#### [Given request]
Repeat the whole listing exactly as written.

(Dataset excerpts)

※

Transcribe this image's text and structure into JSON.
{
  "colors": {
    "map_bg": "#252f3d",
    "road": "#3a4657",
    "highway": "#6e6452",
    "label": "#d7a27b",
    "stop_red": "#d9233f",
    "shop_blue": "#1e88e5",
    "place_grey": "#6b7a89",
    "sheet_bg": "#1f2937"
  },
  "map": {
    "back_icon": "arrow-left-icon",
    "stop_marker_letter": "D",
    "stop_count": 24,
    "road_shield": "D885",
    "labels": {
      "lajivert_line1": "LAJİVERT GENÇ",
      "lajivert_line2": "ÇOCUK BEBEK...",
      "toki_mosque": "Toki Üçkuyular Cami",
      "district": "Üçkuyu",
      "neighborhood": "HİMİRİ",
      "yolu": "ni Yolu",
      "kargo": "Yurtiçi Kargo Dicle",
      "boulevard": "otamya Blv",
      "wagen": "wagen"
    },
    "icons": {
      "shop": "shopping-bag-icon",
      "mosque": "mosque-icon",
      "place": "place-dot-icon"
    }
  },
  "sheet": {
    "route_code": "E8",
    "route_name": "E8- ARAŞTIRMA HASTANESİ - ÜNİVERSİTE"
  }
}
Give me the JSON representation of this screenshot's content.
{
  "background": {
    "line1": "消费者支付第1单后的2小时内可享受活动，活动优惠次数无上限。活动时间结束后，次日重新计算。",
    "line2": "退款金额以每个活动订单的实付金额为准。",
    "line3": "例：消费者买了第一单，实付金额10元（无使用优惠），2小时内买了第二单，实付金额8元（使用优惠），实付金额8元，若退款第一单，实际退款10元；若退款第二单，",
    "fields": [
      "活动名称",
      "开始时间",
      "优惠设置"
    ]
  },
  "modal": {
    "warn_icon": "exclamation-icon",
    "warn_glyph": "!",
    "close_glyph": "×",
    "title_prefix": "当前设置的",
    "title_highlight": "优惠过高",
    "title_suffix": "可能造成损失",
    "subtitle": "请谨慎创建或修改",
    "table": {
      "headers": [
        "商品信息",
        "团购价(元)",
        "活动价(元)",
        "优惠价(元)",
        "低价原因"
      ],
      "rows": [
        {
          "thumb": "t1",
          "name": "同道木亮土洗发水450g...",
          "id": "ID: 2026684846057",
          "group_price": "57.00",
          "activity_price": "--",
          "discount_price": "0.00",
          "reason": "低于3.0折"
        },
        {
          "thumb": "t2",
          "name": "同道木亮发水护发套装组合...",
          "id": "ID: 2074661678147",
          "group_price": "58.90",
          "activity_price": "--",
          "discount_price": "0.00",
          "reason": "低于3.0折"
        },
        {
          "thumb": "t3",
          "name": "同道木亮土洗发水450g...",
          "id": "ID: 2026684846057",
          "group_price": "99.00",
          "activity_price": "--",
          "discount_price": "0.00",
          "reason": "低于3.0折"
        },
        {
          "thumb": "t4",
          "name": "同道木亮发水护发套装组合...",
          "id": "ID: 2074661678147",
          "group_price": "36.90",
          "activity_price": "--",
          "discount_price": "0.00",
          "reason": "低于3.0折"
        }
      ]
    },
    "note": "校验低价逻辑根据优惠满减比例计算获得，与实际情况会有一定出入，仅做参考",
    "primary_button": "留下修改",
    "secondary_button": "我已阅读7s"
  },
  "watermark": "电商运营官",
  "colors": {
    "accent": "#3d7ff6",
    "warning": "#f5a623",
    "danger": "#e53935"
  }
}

※

#### [Response for this exercise]
Transcribe this image's text and structure into JSON.
{
  "colors": {
    "map_bg": "#252f3d",
    "road": "#3a4657",
    "highway": "#6e6452",
    "label": "#d7a27b",
    "stop_red": "#d9233f",
    "shop_blue": "#1e88e5",
    "place_grey": "#6b7a89",
    "sheet_bg": "#1f2937"
  },
  "map": {
    "back_icon": "arrow-left-icon",
    "stop_marker_letter": "D",
    "stop_count": 24,
    "road_shield": "D885",
    "labels": {
      "lajivert_line1": "LAJİVERT GENÇ",
      "lajivert_line2": "ÇOCUK BEBEK...",
      "toki_mosque": "Toki Üçkuyular Cami",
      "district": "Üçkuyu",
      "neighborhood": "HİMİRİ",
      "yolu": "ni Yolu",
      "kargo": "Yurtiçi Kargo Dicle",
      "boulevard": "otamya Blv",
      "wagen": "wagen"
    },
    "icons": {
      "shop": "shopping-bag-icon",
      "mosque": "mosque-icon",
      "place": "place-dot-icon"
    }
  },
  "sheet": {
    "route_code": "E8",
    "route_name": "E8- ARAŞTIRMA HASTANESİ - ÜNİVERSİTE"
  }
}
Give me the JSON representation of this screenshot's content.
{
  "background": {
    "line1": "消费者支付第1单后的2小时内可享受活动，活动优惠次数无上限。活动时间结束后，次日重新计算。",
    "line2": "退款金额以每个活动订单的实付金额为准。",
    "line3": "例：消费者买了第一单，实付金额10元（无使用优惠），2小时内买了第二单，实付金额8元（使用优惠），实付金额8元，若退款第一单，实际退款10元；若退款第二单，",
    "fields": [
      "活动名称",
      "开始时间",
      "优惠设置"
    ]
  },
  "modal": {
    "warn_icon": "exclamation-icon",
    "warn_glyph": "!",
    "close_glyph": "×",
    "title_prefix": "当前设置的",
    "title_highlight": "优惠过高",
    "title_suffix": "可能造成损失",
    "subtitle": "请谨慎创建或修改",
    "table": {
      "headers": [
        "商品信息",
        "团购价(元)",
        "活动价(元)",
        "优惠价(元)",
        "低价原因"
      ],
      "rows": [
        {
          "thumb": "t1",
          "name": "同道木亮土洗发水450g...",
          "id": "ID: 2026684846057",
          "group_price": "57.00",
          "activity_price": "--",
          "discount_price": "0.00",
          "reason": "低于3.0折"
        },
        {
          "thumb": "t2",
          "name": "同道木亮发水护发套装组合...",
          "id": "ID: 2074661678147",
          "group_price": "58.90",
          "activity_price": "--",
          "discount_price": "0.00",
          "reason": "低于3.0折"
        },
        {
          "thumb": "t3",
          "name": "同道木亮土洗发水450g...",
          "id": "ID: 2026684846057",
          "group_price": "99.00",
          "activity_price": "--",
          "discount_price": "0.00",
          "reason": "低于3.0折"
        },
        {
          "thumb": "t4",
          "name": "同道木亮发水护发套装组合...",
          "id": "ID: 2074661678147",
          "group_price": "36.90",
          "activity_price": "--",
          "discount_price": "0.00",
          "reason": "低于3.0折"
        }
      ]
    },
    "note": "校验低价逻辑根据优惠满减比例计算获得，与实际情况会有一定出入，仅做参考",
    "primary_button": "留下修改",
    "secondary_button": "我已阅读7s"
  },
  "watermark": "电商运营官",
  "colors": {
    "accent": "#3d7ff6",
    "warning": "#f5a623",
    "danger": "#e53935"
  }
}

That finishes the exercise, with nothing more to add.